§ Work to complete
Collect from the data below each line with "page".
* * * * * * *
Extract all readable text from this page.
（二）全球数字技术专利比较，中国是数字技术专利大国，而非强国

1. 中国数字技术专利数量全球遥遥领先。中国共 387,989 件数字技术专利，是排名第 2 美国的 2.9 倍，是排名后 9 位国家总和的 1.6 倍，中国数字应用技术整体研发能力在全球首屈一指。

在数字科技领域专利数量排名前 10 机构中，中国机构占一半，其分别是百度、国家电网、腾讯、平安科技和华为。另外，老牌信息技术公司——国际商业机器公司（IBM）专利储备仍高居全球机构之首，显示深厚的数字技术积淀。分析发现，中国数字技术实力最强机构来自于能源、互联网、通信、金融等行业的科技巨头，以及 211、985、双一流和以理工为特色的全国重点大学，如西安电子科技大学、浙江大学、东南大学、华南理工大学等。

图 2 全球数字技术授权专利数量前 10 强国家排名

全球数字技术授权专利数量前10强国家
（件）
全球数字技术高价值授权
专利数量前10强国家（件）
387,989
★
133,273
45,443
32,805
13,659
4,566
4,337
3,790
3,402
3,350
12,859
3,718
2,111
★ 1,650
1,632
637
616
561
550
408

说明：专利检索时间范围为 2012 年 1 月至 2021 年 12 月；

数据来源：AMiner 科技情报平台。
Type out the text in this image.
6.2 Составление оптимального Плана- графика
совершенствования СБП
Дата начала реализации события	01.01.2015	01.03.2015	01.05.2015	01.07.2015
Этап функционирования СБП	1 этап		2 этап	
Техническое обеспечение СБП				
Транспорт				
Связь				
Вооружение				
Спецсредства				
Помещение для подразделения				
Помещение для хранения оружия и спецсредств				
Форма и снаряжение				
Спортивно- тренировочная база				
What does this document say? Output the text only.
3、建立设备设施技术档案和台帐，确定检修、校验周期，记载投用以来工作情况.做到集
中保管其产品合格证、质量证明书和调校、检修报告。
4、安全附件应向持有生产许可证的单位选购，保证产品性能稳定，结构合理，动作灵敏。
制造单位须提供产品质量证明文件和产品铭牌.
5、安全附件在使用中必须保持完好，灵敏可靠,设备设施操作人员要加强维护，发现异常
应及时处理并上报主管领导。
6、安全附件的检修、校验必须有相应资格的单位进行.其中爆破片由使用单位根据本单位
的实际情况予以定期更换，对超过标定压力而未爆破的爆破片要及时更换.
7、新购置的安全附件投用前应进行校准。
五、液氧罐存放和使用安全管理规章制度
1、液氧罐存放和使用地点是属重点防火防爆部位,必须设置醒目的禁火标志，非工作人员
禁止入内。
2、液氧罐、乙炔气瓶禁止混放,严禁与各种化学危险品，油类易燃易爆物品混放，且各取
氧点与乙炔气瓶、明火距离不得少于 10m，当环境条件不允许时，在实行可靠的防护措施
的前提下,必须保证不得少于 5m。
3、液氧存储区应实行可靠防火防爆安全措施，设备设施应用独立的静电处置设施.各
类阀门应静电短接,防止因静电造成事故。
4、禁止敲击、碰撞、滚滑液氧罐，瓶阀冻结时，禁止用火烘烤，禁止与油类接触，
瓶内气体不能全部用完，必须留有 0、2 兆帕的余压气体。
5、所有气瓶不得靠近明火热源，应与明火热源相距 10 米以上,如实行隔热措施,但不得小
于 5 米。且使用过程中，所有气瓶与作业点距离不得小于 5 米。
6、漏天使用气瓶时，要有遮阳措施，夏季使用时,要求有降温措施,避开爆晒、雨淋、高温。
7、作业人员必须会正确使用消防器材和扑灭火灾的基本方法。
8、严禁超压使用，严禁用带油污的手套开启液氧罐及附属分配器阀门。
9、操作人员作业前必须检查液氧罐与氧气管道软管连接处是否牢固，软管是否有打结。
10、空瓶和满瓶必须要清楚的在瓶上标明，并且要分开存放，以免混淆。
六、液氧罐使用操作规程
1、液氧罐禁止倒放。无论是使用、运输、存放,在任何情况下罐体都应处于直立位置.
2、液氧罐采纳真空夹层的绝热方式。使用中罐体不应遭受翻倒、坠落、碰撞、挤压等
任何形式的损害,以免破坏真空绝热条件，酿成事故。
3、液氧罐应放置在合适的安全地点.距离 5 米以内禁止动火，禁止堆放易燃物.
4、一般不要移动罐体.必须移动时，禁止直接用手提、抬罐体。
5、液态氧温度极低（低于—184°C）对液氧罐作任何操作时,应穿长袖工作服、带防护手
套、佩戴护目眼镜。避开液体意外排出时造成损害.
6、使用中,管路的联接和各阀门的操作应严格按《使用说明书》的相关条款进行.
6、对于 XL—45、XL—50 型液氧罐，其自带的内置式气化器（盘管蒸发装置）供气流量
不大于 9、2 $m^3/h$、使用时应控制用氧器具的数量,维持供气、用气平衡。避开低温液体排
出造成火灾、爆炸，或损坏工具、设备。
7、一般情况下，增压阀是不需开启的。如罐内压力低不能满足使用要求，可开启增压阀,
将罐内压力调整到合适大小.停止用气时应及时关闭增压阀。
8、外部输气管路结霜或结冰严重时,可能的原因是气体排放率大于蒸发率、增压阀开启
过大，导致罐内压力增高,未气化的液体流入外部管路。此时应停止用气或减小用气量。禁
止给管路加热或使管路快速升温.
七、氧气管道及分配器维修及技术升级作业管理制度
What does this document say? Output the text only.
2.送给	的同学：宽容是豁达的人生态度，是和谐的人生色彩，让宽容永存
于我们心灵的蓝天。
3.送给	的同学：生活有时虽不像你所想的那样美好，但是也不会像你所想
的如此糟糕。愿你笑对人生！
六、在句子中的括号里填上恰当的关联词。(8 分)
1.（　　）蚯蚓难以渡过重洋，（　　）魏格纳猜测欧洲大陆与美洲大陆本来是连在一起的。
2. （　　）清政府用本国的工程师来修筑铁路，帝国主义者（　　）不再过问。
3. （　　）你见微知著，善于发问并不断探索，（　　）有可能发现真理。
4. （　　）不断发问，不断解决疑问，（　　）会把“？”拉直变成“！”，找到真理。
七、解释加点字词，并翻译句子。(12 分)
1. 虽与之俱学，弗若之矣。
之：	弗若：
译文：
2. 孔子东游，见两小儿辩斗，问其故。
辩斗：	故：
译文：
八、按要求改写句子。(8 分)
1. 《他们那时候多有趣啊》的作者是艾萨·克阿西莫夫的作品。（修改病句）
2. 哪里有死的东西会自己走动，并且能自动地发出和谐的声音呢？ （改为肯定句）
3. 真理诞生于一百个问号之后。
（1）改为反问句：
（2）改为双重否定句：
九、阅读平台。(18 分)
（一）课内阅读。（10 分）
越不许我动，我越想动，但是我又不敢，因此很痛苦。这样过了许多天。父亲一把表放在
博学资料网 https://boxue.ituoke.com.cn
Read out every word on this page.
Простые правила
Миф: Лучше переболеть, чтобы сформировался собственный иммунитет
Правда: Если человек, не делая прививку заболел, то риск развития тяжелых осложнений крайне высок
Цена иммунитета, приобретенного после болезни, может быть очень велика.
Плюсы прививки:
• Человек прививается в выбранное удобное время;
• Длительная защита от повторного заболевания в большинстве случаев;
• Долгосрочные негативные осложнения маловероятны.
* * * * * * *
§ Correct response
Extract all readable text from this page.
Read out every word on this page.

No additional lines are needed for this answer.